* Requirements *
Please reproduce every record, keeping each one exactly as written.

══════════

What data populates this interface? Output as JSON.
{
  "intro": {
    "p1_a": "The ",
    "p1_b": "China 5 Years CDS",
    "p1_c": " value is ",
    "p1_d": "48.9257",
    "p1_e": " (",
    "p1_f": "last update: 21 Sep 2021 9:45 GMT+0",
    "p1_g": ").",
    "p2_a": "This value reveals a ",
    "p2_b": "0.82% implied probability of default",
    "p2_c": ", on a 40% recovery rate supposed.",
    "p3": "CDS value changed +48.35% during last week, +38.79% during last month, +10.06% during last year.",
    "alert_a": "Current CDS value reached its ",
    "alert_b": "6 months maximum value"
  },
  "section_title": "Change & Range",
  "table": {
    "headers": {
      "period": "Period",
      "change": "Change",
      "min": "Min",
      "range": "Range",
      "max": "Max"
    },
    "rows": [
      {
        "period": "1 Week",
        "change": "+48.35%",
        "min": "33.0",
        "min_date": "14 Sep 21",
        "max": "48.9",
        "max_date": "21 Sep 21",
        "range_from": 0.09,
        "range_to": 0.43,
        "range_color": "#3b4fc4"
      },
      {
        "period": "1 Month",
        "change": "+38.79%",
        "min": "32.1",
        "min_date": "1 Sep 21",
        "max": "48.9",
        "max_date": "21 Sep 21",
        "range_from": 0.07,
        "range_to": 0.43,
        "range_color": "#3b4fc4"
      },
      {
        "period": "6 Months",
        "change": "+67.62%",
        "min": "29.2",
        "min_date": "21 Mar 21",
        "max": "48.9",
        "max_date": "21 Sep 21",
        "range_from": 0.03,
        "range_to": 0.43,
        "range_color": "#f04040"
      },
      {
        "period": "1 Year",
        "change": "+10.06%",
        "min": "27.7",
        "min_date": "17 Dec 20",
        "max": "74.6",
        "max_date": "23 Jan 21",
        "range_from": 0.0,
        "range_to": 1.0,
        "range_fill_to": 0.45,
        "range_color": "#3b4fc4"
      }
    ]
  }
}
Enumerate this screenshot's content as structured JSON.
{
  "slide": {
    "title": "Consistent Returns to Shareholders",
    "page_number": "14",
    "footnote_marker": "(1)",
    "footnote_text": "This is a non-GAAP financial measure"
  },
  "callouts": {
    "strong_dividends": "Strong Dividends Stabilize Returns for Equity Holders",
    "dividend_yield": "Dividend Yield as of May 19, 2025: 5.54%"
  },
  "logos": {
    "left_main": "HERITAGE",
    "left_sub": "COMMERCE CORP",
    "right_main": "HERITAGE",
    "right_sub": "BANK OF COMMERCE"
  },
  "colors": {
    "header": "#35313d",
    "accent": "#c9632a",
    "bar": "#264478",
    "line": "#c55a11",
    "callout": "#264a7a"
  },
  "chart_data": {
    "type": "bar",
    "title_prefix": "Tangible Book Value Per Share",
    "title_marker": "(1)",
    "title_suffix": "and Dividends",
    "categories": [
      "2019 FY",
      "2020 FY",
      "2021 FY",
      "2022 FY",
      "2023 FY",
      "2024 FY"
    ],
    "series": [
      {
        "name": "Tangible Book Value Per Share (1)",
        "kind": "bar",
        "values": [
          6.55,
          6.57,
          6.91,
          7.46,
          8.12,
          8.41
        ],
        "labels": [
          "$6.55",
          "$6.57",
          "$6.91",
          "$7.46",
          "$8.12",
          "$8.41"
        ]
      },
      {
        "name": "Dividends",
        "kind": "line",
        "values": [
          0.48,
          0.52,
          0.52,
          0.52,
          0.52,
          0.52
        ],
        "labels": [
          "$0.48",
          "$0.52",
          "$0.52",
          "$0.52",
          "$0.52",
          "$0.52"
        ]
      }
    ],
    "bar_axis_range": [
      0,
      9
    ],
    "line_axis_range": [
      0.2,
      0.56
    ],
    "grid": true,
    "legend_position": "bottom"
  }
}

══════════

* Expected answer *
What data populates this interface? Output as JSON.
{
  "intro": {
    "p1_a": "The ",
    "p1_b": "China 5 Years CDS",
    "p1_c": " value is ",
    "p1_d": "48.9257",
    "p1_e": " (",
    "p1_f": "last update: 21 Sep 2021 9:45 GMT+0",
    "p1_g": ").",
    "p2_a": "This value reveals a ",
    "p2_b": "0.82% implied probability of default",
    "p2_c": ", on a 40% recovery rate supposed.",
    "p3": "CDS value changed +48.35% during last week, +38.79% during last month, +10.06% during last year.",
    "alert_a": "Current CDS value reached its ",
    "alert_b": "6 months maximum value"
  },
  "section_title": "Change & Range",
  "table": {
    "headers": {
      "period": "Period",
      "change": "Change",
      "min": "Min",
      "range": "Range",
      "max": "Max"
    },
    "rows": [
      {
        "period": "1 Week",
        "change": "+48.35%",
        "min": "33.0",
        "min_date": "14 Sep 21",
        "max": "48.9",
        "max_date": "21 Sep 21",
        "range_from": 0.09,
        "range_to": 0.43,
        "range_color": "#3b4fc4"
      },
      {
        "period": "1 Month",
        "change": "+38.79%",
        "min": "32.1",
        "min_date": "1 Sep 21",
        "max": "48.9",
        "max_date": "21 Sep 21",
        "range_from": 0.07,
        "range_to": 0.43,
        "range_color": "#3b4fc4"
      },
      {
        "period": "6 Months",
        "change": "+67.62%",
        "min": "29.2",
        "min_date": "21 Mar 21",
        "max": "48.9",
        "max_date": "21 Sep 21",
        "range_from": 0.03,
        "range_to": 0.43,
        "range_color": "#f04040"
      },
      {
        "period": "1 Year",
        "change": "+10.06%",
        "min": "27.7",
        "min_date": "17 Dec 20",
        "max": "74.6",
        "max_date": "23 Jan 21",
        "range_from": 0.0,
        "range_to": 1.0,
        "range_fill_to": 0.45,
        "range_color": "#3b4fc4"
      }
    ]
  }
}
Enumerate this screenshot's content as structured JSON.
{
  "slide": {
    "title": "Consistent Returns to Shareholders",
    "page_number": "14",
    "footnote_marker": "(1)",
    "footnote_text": "This is a non-GAAP financial measure"
  },
  "callouts": {
    "strong_dividends": "Strong Dividends Stabilize Returns for Equity Holders",
    "dividend_yield": "Dividend Yield as of May 19, 2025: 5.54%"
  },
  "logos": {
    "left_main": "HERITAGE",
    "left_sub": "COMMERCE CORP",
    "right_main": "HERITAGE",
    "right_sub": "BANK OF COMMERCE"
  },
  "colors": {
    "header": "#35313d",
    "accent": "#c9632a",
    "bar": "#264478",
    "line": "#c55a11",
    "callout": "#264a7a"
  },
  "chart_data": {
    "type": "bar",
    "title_prefix": "Tangible Book Value Per Share",
    "title_marker": "(1)",
    "title_suffix": "and Dividends",
    "categories": [
      "2019 FY",
      "2020 FY",
      "2021 FY",
      "2022 FY",
      "2023 FY",
      "2024 FY"
    ],
    "series": [
      {
        "name": "Tangible Book Value Per Share (1)",
        "kind": "bar",
        "values": [
          6.55,
          6.57,
          6.91,
          7.46,
          8.12,
          8.41
        ],
        "labels": [
          "$6.55",
          "$6.57",
          "$6.91",
          "$7.46",
          "$8.12",
          "$8.41"
        ]
      },
      {
        "name": "Dividends",
        "kind": "line",
        "values": [
          0.48,
          0.52,
          0.52,
          0.52,
          0.52,
          0.52
        ],
        "labels": [
          "$0.48",
          "$0.52",
          "$0.52",
          "$0.52",
          "$0.52",
          "$0.52"
        ]
      }
    ],
    "bar_axis_range": [
      0,
      9
    ],
    "line_axis_range": [
      0.2,
      0.56
    ],
    "grid": true,
    "legend_position": "bottom"
  }
}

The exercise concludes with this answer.